EXERCISE DESCRIPTION:
Every record should be repeated exactly, except that pictures are left out.

====

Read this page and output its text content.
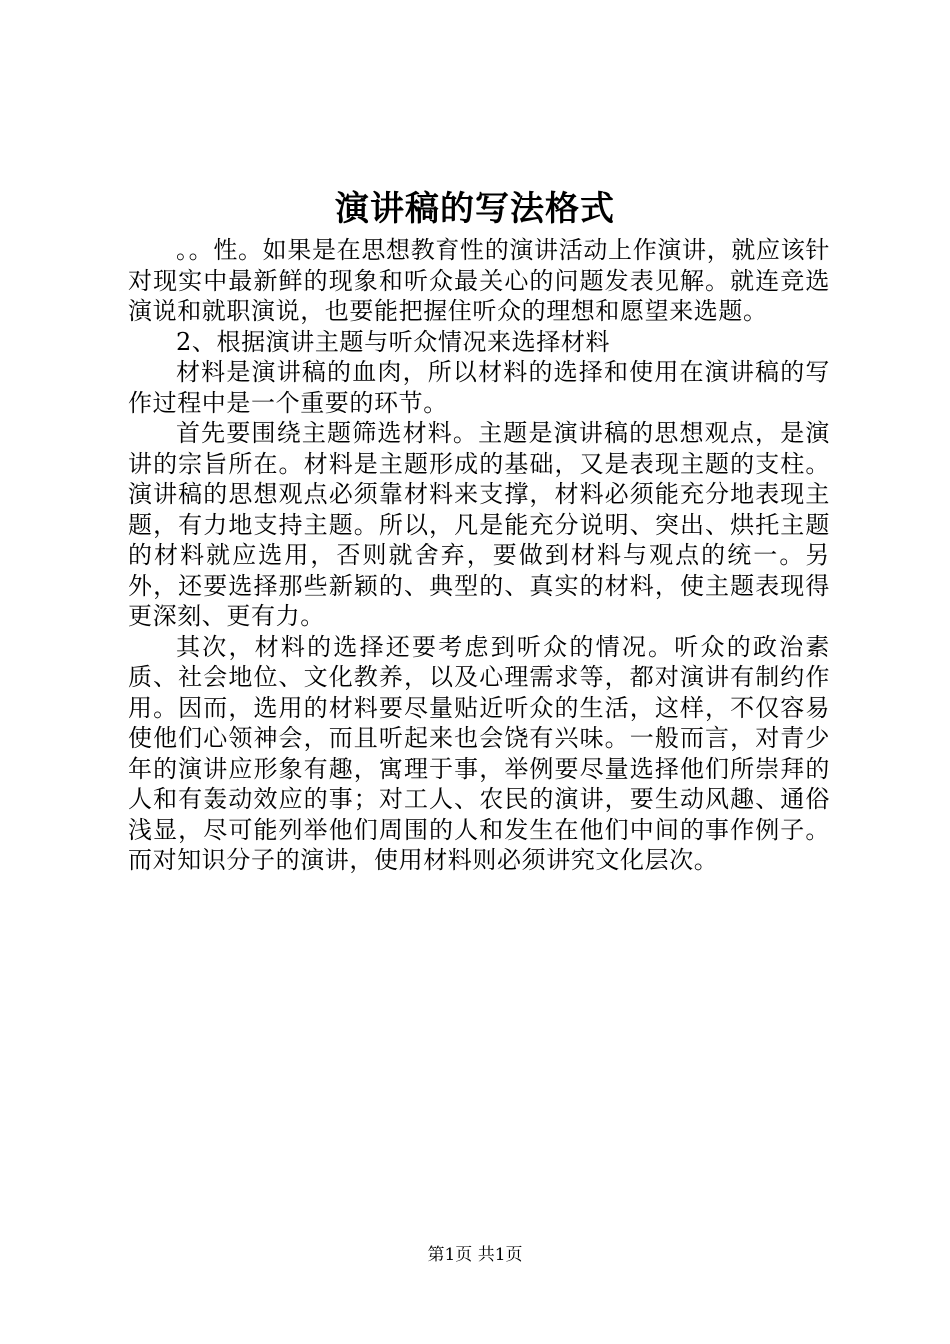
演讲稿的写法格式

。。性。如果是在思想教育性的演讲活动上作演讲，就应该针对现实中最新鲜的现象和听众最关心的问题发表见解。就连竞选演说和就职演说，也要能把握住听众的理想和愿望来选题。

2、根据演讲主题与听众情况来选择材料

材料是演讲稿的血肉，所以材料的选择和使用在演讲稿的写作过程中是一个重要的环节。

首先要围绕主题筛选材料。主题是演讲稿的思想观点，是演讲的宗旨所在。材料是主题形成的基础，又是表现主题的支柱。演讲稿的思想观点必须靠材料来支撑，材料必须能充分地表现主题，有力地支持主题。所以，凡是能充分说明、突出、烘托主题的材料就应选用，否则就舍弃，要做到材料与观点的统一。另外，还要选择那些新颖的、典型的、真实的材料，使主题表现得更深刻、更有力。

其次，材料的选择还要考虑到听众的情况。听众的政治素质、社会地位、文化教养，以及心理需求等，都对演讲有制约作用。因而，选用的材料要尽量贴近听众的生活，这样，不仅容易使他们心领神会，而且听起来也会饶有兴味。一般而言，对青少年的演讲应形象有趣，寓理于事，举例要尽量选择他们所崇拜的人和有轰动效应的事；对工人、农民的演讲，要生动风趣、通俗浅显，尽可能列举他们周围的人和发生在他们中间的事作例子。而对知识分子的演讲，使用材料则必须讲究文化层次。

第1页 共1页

====

EXERCISE SOLUTION:
Read this page and output its text content.
演讲稿的写法格式

。。性。如果是在思想教育性的演讲活动上作演讲，就应该针对现实中最新鲜的现象和听众最关心的问题发表见解。就连竞选演说和就职演说，也要能把握住听众的理想和愿望来选题。

2、根据演讲主题与听众情况来选择材料

材料是演讲稿的血肉，所以材料的选择和使用在演讲稿的写作过程中是一个重要的环节。

首先要围绕主题筛选材料。主题是演讲稿的思想观点，是演讲的宗旨所在。材料是主题形成的基础，又是表现主题的支柱。演讲稿的思想观点必须靠材料来支撑，材料必须能充分地表现主题，有力地支持主题。所以，凡是能充分说明、突出、烘托主题的材料就应选用，否则就舍弃，要做到材料与观点的统一。另外，还要选择那些新颖的、典型的、真实的材料，使主题表现得更深刻、更有力。

其次，材料的选择还要考虑到听众的情况。听众的政治素质、社会地位、文化教养，以及心理需求等，都对演讲有制约作用。因而，选用的材料要尽量贴近听众的生活，这样，不仅容易使他们心领神会，而且听起来也会饶有兴味。一般而言，对青少年的演讲应形象有趣，寓理于事，举例要尽量选择他们所崇拜的人和有轰动效应的事；对工人、农民的演讲，要生动风趣、通俗浅显，尽可能列举他们周围的人和发生在他们中间的事作例子。而对知识分子的演讲，使用材料则必须讲究文化层次。

第1页 共1页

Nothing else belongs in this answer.